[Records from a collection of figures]
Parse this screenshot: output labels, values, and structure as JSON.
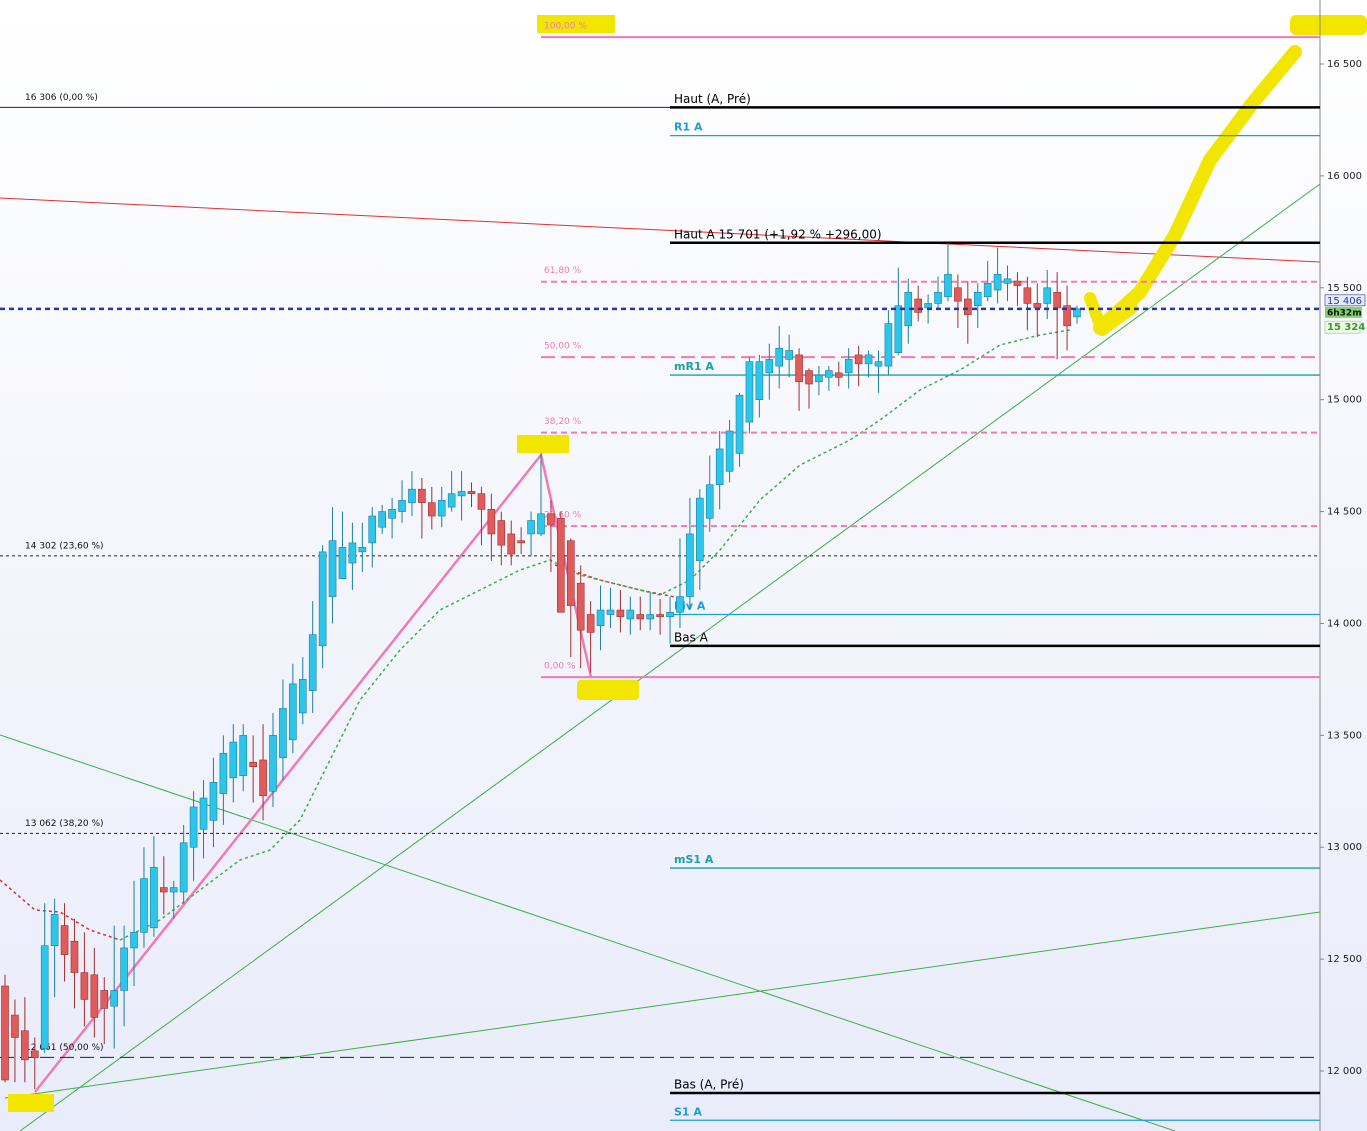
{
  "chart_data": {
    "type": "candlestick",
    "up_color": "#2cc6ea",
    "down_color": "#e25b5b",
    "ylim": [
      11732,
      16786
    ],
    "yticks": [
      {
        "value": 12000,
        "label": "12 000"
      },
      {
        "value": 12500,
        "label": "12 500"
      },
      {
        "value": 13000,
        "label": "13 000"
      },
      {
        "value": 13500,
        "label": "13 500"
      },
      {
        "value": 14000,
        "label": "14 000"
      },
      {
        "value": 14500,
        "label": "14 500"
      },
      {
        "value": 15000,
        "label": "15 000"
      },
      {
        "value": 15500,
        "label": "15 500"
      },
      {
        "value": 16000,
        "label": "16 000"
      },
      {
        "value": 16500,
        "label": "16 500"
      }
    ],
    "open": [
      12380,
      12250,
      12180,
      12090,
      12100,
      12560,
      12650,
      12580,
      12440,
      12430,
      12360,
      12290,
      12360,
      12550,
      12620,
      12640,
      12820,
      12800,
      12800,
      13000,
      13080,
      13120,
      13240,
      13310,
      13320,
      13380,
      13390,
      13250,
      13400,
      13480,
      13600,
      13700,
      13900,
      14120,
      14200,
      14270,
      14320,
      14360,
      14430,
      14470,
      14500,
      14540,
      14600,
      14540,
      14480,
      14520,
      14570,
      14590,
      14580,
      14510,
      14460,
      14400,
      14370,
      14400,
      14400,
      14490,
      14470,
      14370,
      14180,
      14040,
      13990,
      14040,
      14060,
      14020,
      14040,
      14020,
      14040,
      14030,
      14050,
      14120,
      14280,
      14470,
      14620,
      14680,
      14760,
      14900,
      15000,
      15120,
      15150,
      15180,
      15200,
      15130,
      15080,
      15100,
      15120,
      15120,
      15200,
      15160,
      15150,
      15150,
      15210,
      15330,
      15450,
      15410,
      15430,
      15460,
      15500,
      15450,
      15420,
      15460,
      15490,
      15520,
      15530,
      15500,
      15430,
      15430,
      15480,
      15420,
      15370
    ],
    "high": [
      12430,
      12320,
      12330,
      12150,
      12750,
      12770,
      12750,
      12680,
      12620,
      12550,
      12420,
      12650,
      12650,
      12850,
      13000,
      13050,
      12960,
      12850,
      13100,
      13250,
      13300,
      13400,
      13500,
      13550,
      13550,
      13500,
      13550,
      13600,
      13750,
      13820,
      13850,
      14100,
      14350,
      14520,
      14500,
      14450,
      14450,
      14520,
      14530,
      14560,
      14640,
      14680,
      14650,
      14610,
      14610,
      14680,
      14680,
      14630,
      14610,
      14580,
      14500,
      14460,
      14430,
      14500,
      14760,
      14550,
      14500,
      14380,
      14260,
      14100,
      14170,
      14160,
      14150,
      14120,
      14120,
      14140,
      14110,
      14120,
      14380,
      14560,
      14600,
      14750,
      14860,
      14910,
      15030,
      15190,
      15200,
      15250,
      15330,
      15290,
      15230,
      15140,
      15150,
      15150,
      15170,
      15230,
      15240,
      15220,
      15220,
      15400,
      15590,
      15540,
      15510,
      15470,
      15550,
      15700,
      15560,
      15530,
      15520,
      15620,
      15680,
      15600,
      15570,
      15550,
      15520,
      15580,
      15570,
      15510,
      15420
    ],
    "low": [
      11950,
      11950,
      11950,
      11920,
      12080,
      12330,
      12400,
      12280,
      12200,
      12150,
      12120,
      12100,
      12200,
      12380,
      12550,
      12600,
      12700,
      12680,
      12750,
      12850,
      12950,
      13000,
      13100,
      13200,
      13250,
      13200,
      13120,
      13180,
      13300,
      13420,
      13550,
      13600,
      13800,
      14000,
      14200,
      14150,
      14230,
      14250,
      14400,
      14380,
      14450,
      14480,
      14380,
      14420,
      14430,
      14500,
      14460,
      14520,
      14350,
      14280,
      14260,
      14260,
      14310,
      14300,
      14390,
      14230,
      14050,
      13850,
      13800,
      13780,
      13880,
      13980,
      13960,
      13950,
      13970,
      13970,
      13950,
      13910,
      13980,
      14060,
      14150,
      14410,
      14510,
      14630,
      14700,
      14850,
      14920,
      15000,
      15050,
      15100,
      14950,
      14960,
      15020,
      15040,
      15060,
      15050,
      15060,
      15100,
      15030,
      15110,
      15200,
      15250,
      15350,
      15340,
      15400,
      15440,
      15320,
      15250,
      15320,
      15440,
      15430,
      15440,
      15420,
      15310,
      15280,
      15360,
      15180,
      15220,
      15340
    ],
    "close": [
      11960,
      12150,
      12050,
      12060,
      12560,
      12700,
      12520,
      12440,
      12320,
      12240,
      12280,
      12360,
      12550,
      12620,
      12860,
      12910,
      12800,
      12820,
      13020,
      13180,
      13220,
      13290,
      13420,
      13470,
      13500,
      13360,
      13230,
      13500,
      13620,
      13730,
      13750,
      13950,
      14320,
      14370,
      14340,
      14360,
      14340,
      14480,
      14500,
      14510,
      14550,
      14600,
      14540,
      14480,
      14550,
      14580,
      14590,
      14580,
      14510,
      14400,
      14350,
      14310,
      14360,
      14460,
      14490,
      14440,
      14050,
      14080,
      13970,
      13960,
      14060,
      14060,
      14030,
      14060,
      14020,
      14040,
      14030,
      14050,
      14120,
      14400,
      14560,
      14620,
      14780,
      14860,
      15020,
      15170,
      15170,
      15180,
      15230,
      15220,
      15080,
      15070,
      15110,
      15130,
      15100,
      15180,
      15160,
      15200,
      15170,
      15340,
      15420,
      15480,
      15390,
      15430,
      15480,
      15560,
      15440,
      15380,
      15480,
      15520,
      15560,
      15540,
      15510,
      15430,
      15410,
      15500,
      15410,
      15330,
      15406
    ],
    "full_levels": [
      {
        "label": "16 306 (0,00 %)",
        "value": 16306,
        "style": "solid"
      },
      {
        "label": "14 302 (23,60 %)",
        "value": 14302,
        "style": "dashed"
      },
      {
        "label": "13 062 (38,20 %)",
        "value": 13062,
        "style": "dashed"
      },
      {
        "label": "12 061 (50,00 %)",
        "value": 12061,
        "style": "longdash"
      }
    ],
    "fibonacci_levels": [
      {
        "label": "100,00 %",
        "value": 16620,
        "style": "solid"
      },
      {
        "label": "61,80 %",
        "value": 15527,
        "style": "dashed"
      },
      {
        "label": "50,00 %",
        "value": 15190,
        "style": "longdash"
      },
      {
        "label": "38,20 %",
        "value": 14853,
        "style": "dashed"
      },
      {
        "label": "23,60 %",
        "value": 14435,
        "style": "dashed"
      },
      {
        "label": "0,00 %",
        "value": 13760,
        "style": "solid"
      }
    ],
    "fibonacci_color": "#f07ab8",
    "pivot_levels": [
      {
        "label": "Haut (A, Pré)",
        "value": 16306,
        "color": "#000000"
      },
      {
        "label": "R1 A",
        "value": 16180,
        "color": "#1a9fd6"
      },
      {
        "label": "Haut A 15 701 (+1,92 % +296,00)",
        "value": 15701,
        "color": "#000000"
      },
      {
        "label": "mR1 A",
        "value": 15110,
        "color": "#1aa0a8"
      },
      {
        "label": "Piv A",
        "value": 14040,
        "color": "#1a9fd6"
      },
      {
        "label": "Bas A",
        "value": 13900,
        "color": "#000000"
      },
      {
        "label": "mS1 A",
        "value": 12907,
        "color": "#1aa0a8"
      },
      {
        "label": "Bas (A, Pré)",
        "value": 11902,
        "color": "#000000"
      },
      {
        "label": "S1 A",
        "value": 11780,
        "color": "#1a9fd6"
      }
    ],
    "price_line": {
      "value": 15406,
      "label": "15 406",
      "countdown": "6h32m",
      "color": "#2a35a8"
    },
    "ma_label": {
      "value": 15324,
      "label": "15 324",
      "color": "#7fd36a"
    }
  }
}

...

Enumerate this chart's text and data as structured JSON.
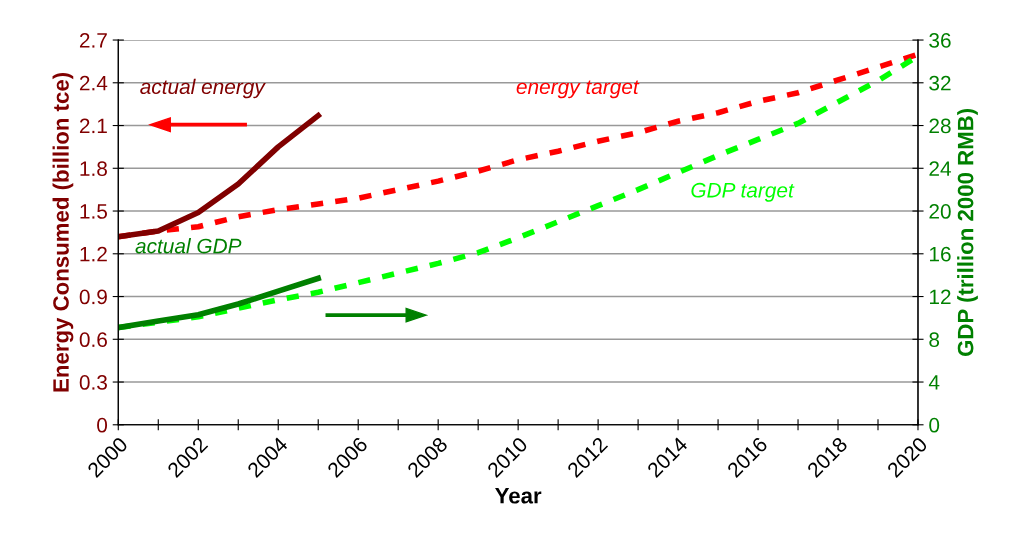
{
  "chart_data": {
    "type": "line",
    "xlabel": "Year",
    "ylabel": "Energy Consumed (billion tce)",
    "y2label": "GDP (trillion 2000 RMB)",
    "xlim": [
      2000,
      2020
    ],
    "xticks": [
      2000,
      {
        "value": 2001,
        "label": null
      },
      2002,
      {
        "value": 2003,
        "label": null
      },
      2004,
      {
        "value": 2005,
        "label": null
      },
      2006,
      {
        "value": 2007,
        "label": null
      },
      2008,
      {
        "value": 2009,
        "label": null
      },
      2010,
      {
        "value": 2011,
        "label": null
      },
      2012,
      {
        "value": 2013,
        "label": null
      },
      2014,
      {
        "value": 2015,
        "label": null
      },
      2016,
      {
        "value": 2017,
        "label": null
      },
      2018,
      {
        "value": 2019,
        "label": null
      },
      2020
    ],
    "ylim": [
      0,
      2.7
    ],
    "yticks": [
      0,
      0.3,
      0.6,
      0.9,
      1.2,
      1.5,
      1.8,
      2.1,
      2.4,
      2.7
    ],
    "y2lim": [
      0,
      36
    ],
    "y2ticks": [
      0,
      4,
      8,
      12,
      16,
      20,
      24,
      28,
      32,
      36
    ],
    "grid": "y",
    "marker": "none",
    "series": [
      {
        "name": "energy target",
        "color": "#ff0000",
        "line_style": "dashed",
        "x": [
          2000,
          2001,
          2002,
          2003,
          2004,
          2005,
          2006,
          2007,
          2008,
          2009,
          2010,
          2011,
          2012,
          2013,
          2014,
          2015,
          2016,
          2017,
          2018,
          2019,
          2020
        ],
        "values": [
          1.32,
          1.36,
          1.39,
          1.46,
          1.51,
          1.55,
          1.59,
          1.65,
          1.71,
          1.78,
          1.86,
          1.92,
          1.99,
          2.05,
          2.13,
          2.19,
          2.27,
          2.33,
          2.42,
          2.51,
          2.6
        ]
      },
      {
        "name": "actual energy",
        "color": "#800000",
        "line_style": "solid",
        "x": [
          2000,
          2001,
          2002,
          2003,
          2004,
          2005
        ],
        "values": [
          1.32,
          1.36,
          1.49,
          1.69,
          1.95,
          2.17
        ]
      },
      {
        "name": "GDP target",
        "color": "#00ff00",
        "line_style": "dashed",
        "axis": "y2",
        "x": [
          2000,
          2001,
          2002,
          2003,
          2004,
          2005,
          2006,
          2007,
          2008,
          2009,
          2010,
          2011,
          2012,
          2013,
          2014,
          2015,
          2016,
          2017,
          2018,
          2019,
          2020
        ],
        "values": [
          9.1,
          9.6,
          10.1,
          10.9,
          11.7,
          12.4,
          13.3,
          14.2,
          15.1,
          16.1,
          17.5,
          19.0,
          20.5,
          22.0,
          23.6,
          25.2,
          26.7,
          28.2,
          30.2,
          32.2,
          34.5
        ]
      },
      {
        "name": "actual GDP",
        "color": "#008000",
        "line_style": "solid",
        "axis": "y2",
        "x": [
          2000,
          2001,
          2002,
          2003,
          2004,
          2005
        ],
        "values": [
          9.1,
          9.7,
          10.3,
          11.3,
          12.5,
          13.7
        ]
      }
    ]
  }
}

#### What this task involves:
Reply with nothing except the number of lines in the listing above that include the string "Haut".

#### Reply:
2